- **Items**
**********

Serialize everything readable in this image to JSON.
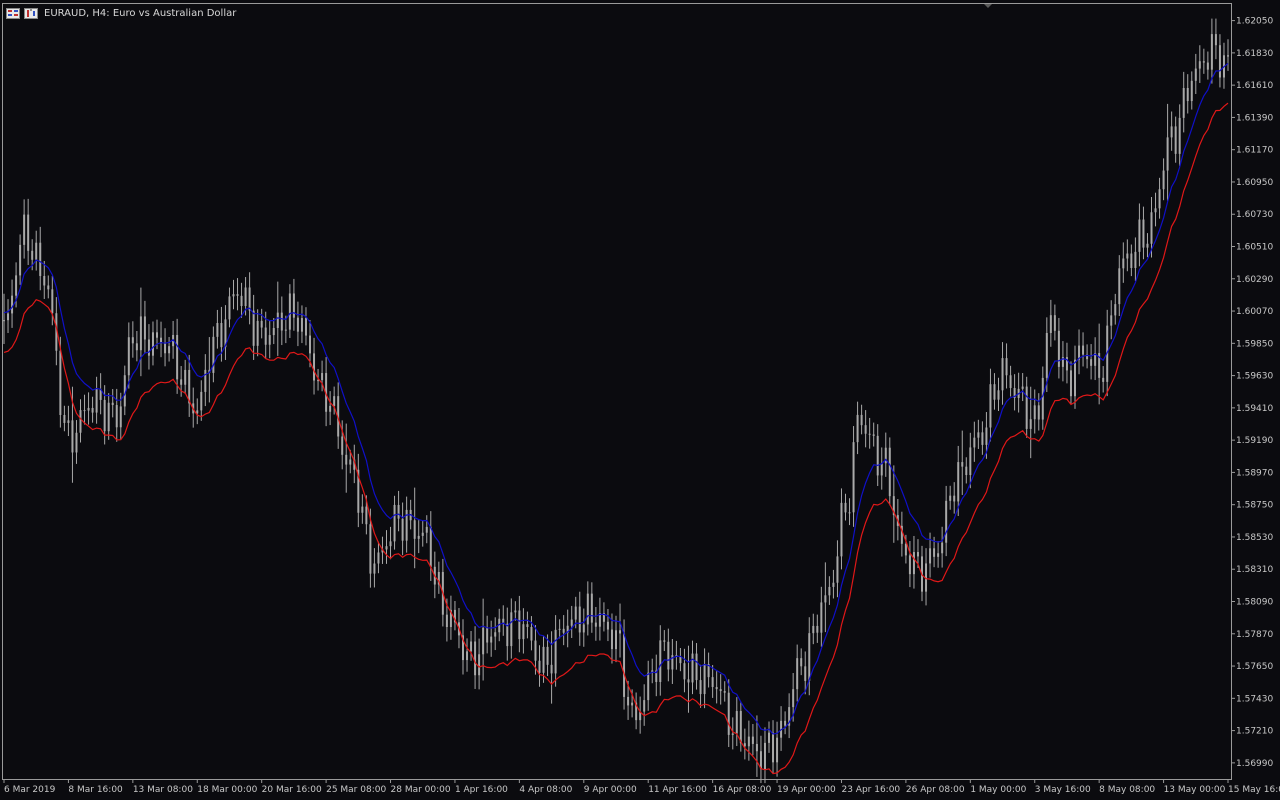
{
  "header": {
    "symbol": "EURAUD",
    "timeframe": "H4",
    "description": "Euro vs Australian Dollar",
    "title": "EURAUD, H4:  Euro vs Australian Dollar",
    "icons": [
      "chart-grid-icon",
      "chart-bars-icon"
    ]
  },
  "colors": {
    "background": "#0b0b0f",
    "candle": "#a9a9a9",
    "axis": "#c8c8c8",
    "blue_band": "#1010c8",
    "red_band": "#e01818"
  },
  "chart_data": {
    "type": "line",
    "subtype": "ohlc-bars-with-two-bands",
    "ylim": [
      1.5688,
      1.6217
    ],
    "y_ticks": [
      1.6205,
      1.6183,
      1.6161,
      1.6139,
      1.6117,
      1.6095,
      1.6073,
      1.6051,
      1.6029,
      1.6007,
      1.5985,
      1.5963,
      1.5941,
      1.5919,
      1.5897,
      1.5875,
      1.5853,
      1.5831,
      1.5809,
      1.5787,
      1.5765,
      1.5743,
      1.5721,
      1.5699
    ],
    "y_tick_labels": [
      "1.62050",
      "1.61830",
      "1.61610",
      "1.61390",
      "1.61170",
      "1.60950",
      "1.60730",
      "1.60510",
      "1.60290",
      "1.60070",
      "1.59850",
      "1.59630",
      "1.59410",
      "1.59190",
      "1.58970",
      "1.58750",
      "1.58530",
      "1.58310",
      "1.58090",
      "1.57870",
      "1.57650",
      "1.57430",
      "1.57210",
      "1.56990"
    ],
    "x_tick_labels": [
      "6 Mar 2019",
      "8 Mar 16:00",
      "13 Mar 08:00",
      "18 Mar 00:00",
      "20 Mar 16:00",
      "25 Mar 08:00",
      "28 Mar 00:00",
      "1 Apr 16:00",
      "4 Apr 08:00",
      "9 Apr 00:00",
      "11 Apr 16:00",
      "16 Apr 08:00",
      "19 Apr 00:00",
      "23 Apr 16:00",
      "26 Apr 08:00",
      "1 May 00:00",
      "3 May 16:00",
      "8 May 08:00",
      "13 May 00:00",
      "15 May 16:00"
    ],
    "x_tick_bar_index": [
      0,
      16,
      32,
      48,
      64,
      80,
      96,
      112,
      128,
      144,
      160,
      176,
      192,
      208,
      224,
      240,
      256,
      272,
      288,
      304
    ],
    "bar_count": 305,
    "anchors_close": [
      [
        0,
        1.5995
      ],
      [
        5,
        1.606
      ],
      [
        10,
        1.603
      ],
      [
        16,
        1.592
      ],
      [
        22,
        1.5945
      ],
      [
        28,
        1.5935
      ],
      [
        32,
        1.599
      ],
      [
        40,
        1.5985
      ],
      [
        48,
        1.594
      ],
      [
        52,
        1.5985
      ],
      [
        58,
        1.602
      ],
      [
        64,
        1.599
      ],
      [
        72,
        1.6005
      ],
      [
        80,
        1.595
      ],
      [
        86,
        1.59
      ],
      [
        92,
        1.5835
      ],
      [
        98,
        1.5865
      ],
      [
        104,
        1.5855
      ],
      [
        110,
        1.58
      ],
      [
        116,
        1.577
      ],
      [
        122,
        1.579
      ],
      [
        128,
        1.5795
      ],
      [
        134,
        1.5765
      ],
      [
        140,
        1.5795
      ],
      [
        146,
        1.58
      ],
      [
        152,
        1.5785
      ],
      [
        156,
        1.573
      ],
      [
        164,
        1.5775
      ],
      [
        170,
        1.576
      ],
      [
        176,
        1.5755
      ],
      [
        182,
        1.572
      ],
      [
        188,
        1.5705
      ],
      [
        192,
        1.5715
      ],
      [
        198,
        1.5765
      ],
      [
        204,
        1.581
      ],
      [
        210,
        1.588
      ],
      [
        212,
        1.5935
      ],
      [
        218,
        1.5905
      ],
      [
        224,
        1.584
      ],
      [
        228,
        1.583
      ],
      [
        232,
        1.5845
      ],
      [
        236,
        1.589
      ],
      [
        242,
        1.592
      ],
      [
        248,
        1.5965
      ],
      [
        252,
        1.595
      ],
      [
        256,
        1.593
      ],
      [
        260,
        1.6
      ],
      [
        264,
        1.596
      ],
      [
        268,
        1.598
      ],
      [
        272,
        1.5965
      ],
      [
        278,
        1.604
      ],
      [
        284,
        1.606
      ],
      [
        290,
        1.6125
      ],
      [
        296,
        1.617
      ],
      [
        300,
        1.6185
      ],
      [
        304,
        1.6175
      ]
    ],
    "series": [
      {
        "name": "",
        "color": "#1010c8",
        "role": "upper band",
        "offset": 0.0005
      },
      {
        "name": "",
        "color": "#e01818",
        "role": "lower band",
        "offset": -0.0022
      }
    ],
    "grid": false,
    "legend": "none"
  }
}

**********

- **Job**
Copy all the lines above that hold the string "Australian".

- **Output of the exercise**
    "description": "Euro vs Australian Dollar",
    "title": "EURAUD, H4:  Euro vs Australian Dollar",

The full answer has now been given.